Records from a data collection
★ ★ ★ ★

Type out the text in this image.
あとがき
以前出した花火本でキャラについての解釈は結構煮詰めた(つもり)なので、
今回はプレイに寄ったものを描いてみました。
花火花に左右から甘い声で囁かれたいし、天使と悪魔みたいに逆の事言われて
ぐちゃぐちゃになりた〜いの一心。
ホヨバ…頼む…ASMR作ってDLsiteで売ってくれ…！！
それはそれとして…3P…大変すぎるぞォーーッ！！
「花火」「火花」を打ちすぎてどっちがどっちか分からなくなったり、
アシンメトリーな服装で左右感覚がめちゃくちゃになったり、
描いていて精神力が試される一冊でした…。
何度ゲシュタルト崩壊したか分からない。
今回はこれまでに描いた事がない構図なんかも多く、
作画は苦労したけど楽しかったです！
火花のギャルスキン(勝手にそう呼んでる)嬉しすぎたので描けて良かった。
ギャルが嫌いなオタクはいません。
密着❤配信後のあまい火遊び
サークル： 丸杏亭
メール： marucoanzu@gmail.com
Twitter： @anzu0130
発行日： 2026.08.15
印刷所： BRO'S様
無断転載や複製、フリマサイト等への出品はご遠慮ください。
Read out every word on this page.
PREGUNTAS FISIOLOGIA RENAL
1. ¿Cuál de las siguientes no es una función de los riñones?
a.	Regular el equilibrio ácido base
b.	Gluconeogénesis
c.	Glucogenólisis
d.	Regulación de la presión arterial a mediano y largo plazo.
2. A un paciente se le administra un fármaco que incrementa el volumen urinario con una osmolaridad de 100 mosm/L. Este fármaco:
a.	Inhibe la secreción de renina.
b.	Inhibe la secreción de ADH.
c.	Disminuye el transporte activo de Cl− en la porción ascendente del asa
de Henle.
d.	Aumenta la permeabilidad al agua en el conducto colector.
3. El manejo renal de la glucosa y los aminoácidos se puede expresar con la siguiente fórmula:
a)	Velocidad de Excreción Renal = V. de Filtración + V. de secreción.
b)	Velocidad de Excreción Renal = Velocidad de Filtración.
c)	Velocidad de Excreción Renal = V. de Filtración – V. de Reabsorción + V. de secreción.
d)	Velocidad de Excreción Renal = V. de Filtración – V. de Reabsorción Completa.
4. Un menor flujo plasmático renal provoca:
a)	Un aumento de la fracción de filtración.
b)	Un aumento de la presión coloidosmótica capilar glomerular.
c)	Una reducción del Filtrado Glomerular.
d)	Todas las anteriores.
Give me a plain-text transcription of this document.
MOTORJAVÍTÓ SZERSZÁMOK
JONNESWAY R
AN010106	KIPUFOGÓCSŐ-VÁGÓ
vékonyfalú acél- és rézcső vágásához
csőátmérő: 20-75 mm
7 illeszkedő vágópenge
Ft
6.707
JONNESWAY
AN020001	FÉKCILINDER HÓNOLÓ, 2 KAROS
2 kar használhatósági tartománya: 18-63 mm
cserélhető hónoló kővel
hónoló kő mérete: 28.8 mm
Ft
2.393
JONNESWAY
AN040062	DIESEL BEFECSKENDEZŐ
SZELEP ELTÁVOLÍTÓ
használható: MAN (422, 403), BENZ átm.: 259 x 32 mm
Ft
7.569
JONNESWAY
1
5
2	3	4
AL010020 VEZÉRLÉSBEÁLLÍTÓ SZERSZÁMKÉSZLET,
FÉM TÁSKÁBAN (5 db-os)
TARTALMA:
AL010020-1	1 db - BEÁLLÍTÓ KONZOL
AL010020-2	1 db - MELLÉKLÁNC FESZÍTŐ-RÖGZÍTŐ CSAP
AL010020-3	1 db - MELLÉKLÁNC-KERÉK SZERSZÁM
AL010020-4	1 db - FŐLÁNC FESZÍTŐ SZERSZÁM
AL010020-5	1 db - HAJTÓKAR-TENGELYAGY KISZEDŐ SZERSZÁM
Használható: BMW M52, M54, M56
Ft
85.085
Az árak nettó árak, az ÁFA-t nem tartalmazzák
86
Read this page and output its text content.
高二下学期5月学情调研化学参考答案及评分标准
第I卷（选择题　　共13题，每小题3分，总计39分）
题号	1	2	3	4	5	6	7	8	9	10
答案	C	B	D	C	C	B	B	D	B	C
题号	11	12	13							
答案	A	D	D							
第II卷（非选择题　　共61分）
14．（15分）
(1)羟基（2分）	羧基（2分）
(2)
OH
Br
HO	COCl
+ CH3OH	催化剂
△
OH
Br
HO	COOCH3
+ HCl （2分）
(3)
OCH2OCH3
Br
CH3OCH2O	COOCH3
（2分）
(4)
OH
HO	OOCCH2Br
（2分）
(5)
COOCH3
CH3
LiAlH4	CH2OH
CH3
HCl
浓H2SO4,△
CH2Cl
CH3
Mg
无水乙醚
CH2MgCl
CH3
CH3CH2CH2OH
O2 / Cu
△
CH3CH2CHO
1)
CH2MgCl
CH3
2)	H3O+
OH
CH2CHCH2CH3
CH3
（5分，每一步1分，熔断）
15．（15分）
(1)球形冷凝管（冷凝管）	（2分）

★ ★ ★ ★

Job: Copy all lines from the data that hold the word "MELLÉKLÁNC".

Answer:
AL010020-2	1 db - MELLÉKLÁNC FESZÍTŐ-RÖGZÍTŐ CSAP
AL010020-3	1 db - MELLÉKLÁNC-KERÉK SZERSZÁM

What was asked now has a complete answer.